* [PROBLEM TO SOLVE]
Your response should be every line from the entries that includes the string "Jackie".

------------

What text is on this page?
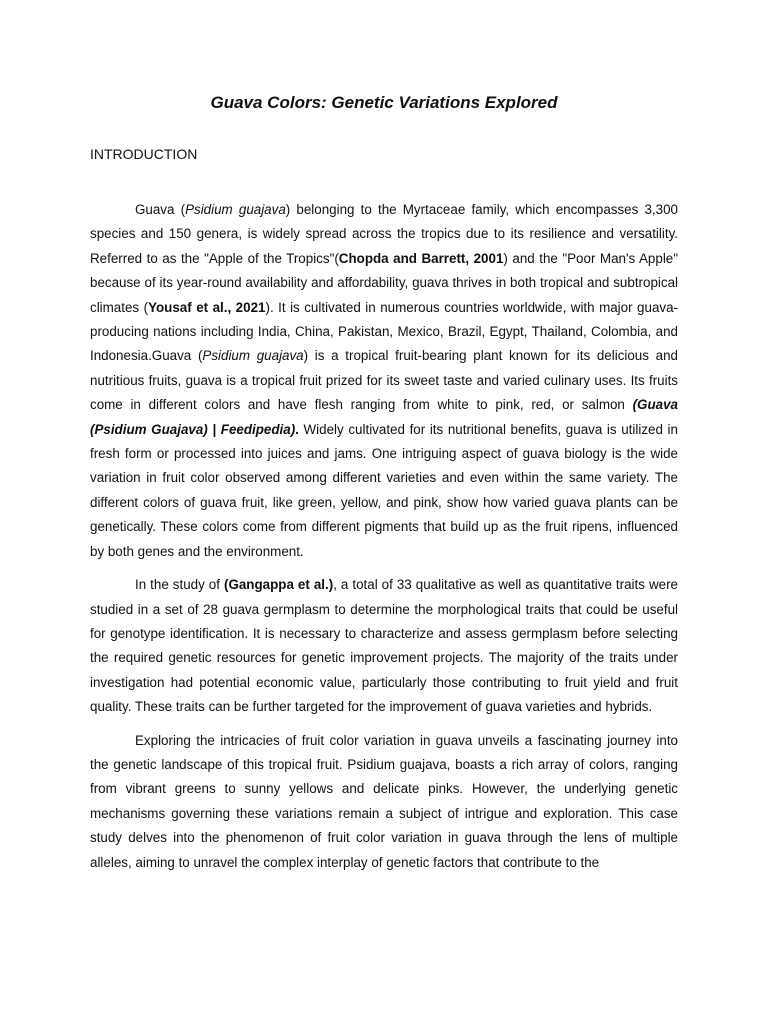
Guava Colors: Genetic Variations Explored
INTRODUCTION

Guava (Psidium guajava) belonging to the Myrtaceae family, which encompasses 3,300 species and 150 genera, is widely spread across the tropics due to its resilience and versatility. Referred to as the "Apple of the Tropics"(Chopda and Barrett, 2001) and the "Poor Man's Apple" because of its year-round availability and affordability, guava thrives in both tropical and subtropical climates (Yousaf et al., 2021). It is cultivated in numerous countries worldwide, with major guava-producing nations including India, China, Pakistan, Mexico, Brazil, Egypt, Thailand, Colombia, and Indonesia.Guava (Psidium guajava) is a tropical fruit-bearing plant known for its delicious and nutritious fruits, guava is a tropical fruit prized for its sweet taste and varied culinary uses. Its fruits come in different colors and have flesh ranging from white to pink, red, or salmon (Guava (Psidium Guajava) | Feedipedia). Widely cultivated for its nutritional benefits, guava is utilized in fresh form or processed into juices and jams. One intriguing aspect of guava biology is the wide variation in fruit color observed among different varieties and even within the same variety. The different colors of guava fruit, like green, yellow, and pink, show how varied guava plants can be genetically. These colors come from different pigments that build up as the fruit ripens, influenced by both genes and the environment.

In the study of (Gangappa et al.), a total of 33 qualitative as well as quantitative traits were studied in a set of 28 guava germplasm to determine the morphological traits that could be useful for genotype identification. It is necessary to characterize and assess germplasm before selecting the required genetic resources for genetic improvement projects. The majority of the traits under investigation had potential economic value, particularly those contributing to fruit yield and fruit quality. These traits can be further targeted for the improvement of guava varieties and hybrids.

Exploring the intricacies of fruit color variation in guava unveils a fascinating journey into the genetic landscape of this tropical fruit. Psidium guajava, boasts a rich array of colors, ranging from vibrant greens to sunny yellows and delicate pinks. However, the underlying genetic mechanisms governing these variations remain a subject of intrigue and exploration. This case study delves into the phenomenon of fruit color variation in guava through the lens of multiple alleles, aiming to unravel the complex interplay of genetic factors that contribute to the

------------

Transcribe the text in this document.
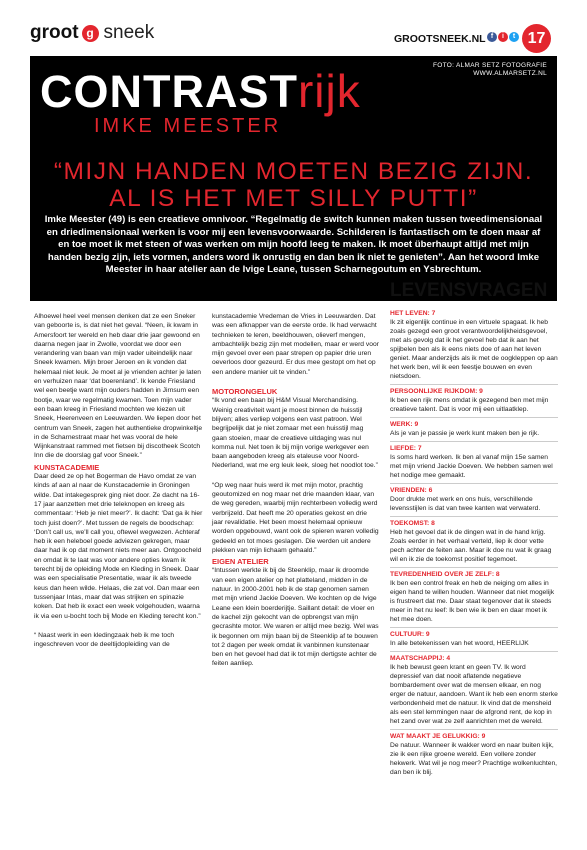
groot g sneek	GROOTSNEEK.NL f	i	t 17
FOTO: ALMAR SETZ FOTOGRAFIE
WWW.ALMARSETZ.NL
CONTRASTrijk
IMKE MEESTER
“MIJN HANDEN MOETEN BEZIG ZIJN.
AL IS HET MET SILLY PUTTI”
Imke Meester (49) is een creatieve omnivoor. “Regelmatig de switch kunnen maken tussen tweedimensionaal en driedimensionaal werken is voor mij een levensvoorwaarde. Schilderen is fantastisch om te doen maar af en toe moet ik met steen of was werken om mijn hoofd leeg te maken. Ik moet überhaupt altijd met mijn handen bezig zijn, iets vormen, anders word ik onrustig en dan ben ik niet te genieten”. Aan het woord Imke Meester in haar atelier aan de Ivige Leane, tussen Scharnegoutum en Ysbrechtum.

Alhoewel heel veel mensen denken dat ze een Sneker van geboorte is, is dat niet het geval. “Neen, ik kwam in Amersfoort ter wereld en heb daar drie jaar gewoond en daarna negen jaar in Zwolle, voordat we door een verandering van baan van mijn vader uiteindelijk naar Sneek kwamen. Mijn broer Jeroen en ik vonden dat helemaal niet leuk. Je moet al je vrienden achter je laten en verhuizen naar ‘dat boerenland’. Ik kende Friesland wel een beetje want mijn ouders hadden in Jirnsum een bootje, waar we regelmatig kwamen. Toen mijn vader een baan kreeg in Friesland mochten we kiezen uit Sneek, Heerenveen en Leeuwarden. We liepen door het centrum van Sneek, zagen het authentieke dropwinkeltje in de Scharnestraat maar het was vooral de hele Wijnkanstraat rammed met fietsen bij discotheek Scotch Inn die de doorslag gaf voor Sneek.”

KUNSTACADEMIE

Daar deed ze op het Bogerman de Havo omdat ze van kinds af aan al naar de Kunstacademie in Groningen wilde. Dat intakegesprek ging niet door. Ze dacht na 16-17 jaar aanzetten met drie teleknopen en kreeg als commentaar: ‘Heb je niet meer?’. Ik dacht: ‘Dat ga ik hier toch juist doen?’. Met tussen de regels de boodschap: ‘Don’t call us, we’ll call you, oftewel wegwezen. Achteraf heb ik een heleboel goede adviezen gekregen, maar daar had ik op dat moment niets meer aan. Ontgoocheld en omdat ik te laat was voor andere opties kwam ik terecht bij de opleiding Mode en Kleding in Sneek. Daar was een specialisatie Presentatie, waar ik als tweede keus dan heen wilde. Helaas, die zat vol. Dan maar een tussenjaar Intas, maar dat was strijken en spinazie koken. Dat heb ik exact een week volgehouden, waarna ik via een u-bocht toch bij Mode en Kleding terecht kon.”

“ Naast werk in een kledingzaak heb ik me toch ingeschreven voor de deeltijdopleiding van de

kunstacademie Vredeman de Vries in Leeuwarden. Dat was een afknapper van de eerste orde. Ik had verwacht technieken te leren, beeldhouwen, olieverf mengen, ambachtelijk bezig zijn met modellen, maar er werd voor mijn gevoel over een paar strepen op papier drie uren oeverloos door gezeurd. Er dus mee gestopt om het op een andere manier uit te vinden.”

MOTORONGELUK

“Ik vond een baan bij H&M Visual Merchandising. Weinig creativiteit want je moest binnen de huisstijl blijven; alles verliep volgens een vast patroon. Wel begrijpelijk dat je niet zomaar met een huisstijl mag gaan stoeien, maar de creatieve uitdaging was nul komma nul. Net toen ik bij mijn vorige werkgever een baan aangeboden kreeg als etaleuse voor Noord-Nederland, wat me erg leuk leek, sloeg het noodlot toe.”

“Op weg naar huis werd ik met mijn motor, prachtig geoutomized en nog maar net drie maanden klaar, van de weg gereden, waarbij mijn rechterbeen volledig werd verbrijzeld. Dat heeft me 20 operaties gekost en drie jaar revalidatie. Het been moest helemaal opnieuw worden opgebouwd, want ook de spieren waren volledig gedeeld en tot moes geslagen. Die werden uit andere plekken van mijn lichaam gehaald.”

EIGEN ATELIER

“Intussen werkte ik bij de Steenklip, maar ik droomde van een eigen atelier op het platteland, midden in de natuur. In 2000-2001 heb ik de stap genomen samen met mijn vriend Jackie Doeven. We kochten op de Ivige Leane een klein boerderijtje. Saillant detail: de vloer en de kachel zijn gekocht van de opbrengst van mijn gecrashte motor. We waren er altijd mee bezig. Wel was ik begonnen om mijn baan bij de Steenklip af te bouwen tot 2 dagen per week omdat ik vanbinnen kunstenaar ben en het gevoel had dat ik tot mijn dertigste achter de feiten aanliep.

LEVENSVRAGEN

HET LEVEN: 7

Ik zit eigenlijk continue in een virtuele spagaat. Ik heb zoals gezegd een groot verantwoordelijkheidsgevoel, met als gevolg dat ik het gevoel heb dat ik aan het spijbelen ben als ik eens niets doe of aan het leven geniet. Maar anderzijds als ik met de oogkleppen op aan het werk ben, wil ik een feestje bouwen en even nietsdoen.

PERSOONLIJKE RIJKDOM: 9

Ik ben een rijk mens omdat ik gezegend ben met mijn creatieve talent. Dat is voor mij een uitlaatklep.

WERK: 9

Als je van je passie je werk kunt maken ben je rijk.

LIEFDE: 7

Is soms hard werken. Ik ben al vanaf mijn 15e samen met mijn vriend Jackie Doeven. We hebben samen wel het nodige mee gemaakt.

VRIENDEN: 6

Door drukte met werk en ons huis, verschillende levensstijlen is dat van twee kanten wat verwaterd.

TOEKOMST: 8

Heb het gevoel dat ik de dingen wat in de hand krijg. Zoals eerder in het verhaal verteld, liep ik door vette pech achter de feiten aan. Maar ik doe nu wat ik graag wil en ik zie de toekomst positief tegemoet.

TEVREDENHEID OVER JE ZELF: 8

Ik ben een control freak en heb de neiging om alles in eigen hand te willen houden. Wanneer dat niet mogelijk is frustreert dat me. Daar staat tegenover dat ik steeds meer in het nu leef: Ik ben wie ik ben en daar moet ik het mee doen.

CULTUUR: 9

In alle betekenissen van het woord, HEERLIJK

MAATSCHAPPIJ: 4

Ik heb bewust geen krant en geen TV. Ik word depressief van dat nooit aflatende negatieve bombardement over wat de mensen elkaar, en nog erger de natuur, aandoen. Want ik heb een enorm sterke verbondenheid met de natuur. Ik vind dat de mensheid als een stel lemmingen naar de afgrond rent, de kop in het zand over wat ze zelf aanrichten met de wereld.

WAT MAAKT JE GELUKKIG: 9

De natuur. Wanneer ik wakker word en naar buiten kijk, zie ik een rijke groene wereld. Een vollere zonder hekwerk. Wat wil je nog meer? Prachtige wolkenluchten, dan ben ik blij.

------------

* [OUTPUT FOR THIS EXERCISE]
“Intussen werkte ik bij de Steenklip, maar ik droomde van een eigen atelier op het platteland, midden in de natuur. In 2000-2001 heb ik de stap genomen samen met mijn vriend Jackie Doeven. We kochten op de Ivige Leane een klein boerderijtje. Saillant detail: de vloer en de kachel zijn gekocht van de opbrengst van mijn gecrashte motor. We waren er altijd mee bezig. Wel was ik begonnen om mijn baan bij de Steenklip af te bouwen tot 2 dagen per week omdat ik vanbinnen kunstenaar ben en het gevoel had dat ik tot mijn dertigste achter de feiten aanliep.
Is soms hard werken. Ik ben al vanaf mijn 15e samen met mijn vriend Jackie Doeven. We hebben samen wel het nodige mee gemaakt.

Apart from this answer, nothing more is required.